Teks Dokumen
"""

Berita Golkar – Wakil Gubernur Sumatera Utara, Musa Rajekshah, mengaku bangga menjadi warga Nahdlatul Ulama (PWNU). Ia mengaku banyak belajar sejarah berdirinya NU.
Wakil Gubernur Musa Rajekshah menyampaikan hal itu pada acara Halaqah dan Silaturahmi Akbar Ulama, Masyayikh dan Pimpinan Pesantren se-Sumut, sekaligus Musyawarah Kerja Wilayah (Mukerwil) Pengurus Wilayah NU Sumut.
Wakil Gubernur Musa Rajekshah mengatakan yang membuatnya merasa bangga menjadi warga NU adalah kisah berdirinya NU dan perjuangan para ulama dalam mendirikan NU.

"""

Arahan Tugas
Lanjutkan berita tentang kebanggaan Musa Rajekshah menjadi warga NU, dimulai setelah kalimat terakhir yang tercantum.

Bahan yang Disediakan
"""

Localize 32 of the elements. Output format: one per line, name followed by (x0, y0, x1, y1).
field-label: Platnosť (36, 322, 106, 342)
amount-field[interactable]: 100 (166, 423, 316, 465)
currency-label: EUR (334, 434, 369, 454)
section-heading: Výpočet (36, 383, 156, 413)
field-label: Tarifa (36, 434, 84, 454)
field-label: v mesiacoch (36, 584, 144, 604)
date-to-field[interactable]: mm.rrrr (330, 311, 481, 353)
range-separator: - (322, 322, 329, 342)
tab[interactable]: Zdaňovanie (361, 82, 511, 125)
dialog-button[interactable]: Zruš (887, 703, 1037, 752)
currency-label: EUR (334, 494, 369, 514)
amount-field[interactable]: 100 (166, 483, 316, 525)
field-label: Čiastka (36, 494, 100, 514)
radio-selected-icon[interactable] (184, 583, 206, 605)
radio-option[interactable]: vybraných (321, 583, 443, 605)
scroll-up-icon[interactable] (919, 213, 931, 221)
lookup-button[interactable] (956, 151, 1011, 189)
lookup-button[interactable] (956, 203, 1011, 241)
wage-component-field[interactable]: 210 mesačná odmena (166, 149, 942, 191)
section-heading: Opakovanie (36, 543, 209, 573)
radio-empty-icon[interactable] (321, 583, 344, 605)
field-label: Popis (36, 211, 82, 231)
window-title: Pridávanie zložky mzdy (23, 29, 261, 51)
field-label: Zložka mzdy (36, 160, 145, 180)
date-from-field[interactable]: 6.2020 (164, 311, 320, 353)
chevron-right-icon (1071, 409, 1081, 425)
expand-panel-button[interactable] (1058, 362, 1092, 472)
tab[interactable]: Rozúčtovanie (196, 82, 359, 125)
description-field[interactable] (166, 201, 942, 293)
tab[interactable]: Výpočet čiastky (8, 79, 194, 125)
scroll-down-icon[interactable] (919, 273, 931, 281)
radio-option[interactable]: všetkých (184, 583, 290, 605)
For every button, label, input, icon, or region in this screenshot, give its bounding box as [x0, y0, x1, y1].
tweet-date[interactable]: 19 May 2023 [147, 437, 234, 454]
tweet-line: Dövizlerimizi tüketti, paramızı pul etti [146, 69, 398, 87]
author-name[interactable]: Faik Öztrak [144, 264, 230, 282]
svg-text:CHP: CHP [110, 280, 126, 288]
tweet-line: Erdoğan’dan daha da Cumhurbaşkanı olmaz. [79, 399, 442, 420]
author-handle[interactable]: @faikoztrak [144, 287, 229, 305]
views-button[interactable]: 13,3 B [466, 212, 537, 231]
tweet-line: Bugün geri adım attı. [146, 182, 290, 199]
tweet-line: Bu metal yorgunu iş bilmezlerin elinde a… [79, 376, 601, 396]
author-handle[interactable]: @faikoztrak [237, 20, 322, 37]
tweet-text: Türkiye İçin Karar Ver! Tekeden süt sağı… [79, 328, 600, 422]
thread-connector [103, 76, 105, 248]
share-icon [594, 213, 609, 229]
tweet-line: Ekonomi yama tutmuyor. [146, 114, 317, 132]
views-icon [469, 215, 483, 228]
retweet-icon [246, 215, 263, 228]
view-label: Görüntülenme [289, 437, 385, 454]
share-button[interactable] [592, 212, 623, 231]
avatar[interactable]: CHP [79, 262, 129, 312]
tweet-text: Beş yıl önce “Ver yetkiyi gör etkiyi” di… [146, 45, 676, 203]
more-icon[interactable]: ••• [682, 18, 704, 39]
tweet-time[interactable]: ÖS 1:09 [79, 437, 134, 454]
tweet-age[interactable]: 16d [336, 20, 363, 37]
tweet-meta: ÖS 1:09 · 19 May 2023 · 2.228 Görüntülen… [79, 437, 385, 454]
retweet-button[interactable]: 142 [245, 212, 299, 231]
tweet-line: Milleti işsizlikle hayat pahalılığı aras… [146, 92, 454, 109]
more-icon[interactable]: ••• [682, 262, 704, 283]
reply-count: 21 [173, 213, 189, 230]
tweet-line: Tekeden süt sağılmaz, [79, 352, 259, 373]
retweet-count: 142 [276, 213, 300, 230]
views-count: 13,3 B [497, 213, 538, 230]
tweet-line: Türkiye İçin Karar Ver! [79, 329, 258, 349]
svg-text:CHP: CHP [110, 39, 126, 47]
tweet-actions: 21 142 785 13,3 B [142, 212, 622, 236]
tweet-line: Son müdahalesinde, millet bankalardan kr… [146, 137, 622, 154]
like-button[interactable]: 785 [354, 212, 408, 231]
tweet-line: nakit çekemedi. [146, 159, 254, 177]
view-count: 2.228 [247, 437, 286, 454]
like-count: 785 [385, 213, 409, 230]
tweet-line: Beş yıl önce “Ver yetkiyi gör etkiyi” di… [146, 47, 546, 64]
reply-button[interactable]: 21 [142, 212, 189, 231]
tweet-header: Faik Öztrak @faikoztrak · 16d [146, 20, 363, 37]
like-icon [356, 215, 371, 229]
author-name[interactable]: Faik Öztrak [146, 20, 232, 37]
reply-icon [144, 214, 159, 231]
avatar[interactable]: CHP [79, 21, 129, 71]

"""

Jawaban Tertulis
“Saya secara pribadi bangga dan menyesal kenapa tidak dari dahulu ikut Nadhalatul Ulama, walaupun kita tahu banyak ormas-ormas Islam yang lain juga berjuang untuk agama,” ujar Wakil Gubernur Musa Rajekshah, saat memberi kata sambutan di Aula Madinatul Hujjaj Asrama Haji, Jalan AH Nasution, Medan, Rabu (30/08/2023).
“Tapi melihat mendengar sejarah bagaimana ulama-ulama dahulu membangun organisasi ini, khususnya di Sumatera Utara di antaranya ingin mempertahankan kemerdekaan bangsa dan negara ini, menyatukan umat, rasanya sangat bangga,” kata Ijeck sapaan akrab Musa Rajekshah.
Ijeck pun berharap perjuangan para pendiri NU bisa dilanjutkan oleh semua nahdliyin. “Mudah-mudahan perjuangan ini, cita-cita dari para leluhur, orang-orang tua kita pendiri Nahdlatul ulama bisa kita teruskan. Semoga pertemuan kita hari ini diridhai Allah,” katanya.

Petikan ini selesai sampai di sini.